#### [ЧТО НУЖНО СДЕЛАТЬ]
Пожалуйста, представьте все данные ниже в виде JSON-списка строк, где каждой строке данных соответствует одна строка списка, а пустые строки пропущены.

━━ СТРОКИ ДАННЫХ ━━

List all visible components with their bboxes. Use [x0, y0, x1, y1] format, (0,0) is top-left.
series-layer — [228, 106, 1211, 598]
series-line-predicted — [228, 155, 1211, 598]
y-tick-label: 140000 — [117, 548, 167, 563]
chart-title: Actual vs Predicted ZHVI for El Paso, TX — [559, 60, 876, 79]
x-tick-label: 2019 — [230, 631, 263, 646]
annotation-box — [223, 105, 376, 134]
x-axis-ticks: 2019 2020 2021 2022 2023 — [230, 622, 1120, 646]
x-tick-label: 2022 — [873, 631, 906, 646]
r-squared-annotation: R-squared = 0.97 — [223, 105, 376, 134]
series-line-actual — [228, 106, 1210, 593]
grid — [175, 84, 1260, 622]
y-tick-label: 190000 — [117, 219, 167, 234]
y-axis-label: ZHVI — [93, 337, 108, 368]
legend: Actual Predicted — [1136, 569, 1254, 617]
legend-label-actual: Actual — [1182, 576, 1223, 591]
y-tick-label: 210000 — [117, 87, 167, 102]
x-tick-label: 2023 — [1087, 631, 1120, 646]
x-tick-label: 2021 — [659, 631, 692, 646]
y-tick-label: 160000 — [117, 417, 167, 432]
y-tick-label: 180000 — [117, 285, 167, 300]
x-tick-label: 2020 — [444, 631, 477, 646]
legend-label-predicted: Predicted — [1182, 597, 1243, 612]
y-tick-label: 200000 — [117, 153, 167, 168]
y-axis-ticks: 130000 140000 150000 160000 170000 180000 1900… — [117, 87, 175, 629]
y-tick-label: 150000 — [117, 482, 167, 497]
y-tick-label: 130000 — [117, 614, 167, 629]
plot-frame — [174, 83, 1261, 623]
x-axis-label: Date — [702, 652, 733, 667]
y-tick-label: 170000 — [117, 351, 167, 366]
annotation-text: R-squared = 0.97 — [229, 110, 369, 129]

━━━

#### [РЕЗУЛЬТАТ]
[
  "List all visible components with their bboxes. Use [x0, y0, x1, y1] format, (0,0) is top-left.",
  "series-layer — [228, 106, 1211, 598]",
  "series-line-predicted — [228, 155, 1211, 598]",
  "y-tick-label: 140000 — [117, 548, 167, 563]",
  "chart-title: Actual vs Predicted ZHVI for El Paso, TX — [559, 60, 876, 79]",
  "x-tick-label: 2019 — [230, 631, 263, 646]",
  "annotation-box — [223, 105, 376, 134]",
  "x-axis-ticks: 2019 2020 2021 2022 2023 — [230, 622, 1120, 646]",
  "x-tick-label: 2022 — [873, 631, 906, 646]",
  "r-squared-annotation: R-squared = 0.97 — [223, 105, 376, 134]",
  "series-line-actual — [228, 106, 1210, 593]",
  "grid — [175, 84, 1260, 622]",
  "y-tick-label: 190000 — [117, 219, 167, 234]",
  "y-axis-label: ZHVI — [93, 337, 108, 368]",
  "legend: Actual Predicted — [1136, 569, 1254, 617]",
  "legend-label-actual: Actual — [1182, 576, 1223, 591]",
  "y-tick-label: 210000 — [117, 87, 167, 102]",
  "x-tick-label: 2023 — [1087, 631, 1120, 646]",
  "x-tick-label: 2021 — [659, 631, 692, 646]",
  "y-tick-label: 160000 — [117, 417, 167, 432]",
  "y-tick-label: 180000 — [117, 285, 167, 300]",
  "x-tick-label: 2020 — [444, 631, 477, 646]",
  "legend-label-predicted: Predicted — [1182, 597, 1243, 612]",
  "y-tick-label: 200000 — [117, 153, 167, 168]",
  "y-axis-ticks: 130000 140000 150000 160000 170000 180000 1900… — [117, 87, 175, 629]",
  "y-tick-label: 150000 — [117, 482, 167, 497]",
  "y-tick-label: 130000 — [117, 614, 167, 629]",
  "plot-frame — [174, 83, 1261, 623]",
  "x-axis-label: Date — [702, 652, 733, 667]",
  "y-tick-label: 170000 — [117, 351, 167, 366]",
  "annotation-text: R-squared = 0.97 — [229, 110, 369, 129]"
]